The exercise:
Your task is to print all of the data word for word.

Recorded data
● ● ● ●
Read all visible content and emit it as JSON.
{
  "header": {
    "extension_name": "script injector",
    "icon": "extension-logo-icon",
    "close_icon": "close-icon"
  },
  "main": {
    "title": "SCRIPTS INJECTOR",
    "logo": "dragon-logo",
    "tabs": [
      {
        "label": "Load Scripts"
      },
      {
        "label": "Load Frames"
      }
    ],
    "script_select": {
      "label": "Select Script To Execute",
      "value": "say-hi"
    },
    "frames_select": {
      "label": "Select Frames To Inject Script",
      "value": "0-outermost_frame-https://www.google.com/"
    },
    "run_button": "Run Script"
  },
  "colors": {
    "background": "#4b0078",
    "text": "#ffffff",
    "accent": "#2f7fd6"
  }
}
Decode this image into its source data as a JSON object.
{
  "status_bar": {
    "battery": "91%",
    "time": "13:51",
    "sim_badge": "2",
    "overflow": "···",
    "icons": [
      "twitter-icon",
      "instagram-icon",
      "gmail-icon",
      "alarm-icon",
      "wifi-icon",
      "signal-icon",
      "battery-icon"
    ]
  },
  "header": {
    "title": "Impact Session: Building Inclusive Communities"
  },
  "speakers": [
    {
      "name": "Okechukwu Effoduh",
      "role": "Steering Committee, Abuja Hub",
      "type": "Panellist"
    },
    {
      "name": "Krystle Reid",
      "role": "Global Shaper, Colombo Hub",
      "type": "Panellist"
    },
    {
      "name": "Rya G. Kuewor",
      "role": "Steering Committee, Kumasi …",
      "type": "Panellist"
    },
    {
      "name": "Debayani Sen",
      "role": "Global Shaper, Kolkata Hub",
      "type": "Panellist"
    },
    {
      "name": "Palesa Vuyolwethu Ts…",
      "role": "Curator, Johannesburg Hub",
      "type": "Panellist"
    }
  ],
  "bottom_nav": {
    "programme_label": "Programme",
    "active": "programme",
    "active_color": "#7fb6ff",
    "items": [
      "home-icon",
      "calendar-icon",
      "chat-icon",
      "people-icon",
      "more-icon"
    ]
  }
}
● ● ● ●
Written reply:
Read all visible content and emit it as JSON.
{
  "header": {
    "extension_name": "script injector",
    "icon": "extension-logo-icon",
    "close_icon": "close-icon"
  },
  "main": {
    "title": "SCRIPTS INJECTOR",
    "logo": "dragon-logo",
    "tabs": [
      {
        "label": "Load Scripts"
      },
      {
        "label": "Load Frames"
      }
    ],
    "script_select": {
      "label": "Select Script To Execute",
      "value": "say-hi"
    },
    "frames_select": {
      "label": "Select Frames To Inject Script",
      "value": "0-outermost_frame-https://www.google.com/"
    },
    "run_button": "Run Script"
  },
  "colors": {
    "background": "#4b0078",
    "text": "#ffffff",
    "accent": "#2f7fd6"
  }
}
Decode this image into its source data as a JSON object.
{
  "status_bar": {
    "battery": "91%",
    "time": "13:51",
    "sim_badge": "2",
    "overflow": "···",
    "icons": [
      "twitter-icon",
      "instagram-icon",
      "gmail-icon",
      "alarm-icon",
      "wifi-icon",
      "signal-icon",
      "battery-icon"
    ]
  },
  "header": {
    "title": "Impact Session: Building Inclusive Communities"
  },
  "speakers": [
    {
      "name": "Okechukwu Effoduh",
      "role": "Steering Committee, Abuja Hub",
      "type": "Panellist"
    },
    {
      "name": "Krystle Reid",
      "role": "Global Shaper, Colombo Hub",
      "type": "Panellist"
    },
    {
      "name": "Rya G. Kuewor",
      "role": "Steering Committee, Kumasi …",
      "type": "Panellist"
    },
    {
      "name": "Debayani Sen",
      "role": "Global Shaper, Kolkata Hub",
      "type": "Panellist"
    },
    {
      "name": "Palesa Vuyolwethu Ts…",
      "role": "Curator, Johannesburg Hub",
      "type": "Panellist"
    }
  ],
  "bottom_nav": {
    "programme_label": "Programme",
    "active": "programme",
    "active_color": "#7fb6ff",
    "items": [
      "home-icon",
      "calendar-icon",
      "chat-icon",
      "people-icon",
      "more-icon"
    ]
  }
}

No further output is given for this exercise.